▸ **GIVEN INSTRUCTION**:
Transcribe every line of the listing below without any deviation.

▸ **STORED ROWS**:
□ □ □

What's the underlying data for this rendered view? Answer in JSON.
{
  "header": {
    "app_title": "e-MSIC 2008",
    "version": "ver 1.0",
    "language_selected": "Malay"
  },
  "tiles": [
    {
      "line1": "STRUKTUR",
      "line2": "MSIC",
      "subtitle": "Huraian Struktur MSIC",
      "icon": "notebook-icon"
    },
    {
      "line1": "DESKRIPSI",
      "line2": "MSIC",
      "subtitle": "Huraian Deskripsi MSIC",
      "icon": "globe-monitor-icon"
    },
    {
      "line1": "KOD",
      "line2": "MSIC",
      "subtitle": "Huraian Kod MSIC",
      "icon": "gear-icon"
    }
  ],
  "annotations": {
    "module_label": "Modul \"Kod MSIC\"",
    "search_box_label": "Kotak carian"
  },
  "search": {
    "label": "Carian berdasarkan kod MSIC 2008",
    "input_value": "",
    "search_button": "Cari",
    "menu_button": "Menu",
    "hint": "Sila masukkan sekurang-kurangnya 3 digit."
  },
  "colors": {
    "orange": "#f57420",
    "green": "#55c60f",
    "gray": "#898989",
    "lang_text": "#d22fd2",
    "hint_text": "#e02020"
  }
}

□ □ □

▸ **CORRECT RESULT**:
What's the underlying data for this rendered view? Answer in JSON.
{
  "header": {
    "app_title": "e-MSIC 2008",
    "version": "ver 1.0",
    "language_selected": "Malay"
  },
  "tiles": [
    {
      "line1": "STRUKTUR",
      "line2": "MSIC",
      "subtitle": "Huraian Struktur MSIC",
      "icon": "notebook-icon"
    },
    {
      "line1": "DESKRIPSI",
      "line2": "MSIC",
      "subtitle": "Huraian Deskripsi MSIC",
      "icon": "globe-monitor-icon"
    },
    {
      "line1": "KOD",
      "line2": "MSIC",
      "subtitle": "Huraian Kod MSIC",
      "icon": "gear-icon"
    }
  ],
  "annotations": {
    "module_label": "Modul \"Kod MSIC\"",
    "search_box_label": "Kotak carian"
  },
  "search": {
    "label": "Carian berdasarkan kod MSIC 2008",
    "input_value": "",
    "search_button": "Cari",
    "menu_button": "Menu",
    "hint": "Sila masukkan sekurang-kurangnya 3 digit."
  },
  "colors": {
    "orange": "#f57420",
    "green": "#55c60f",
    "gray": "#898989",
    "lang_text": "#d22fd2",
    "hint_text": "#e02020"
  }
}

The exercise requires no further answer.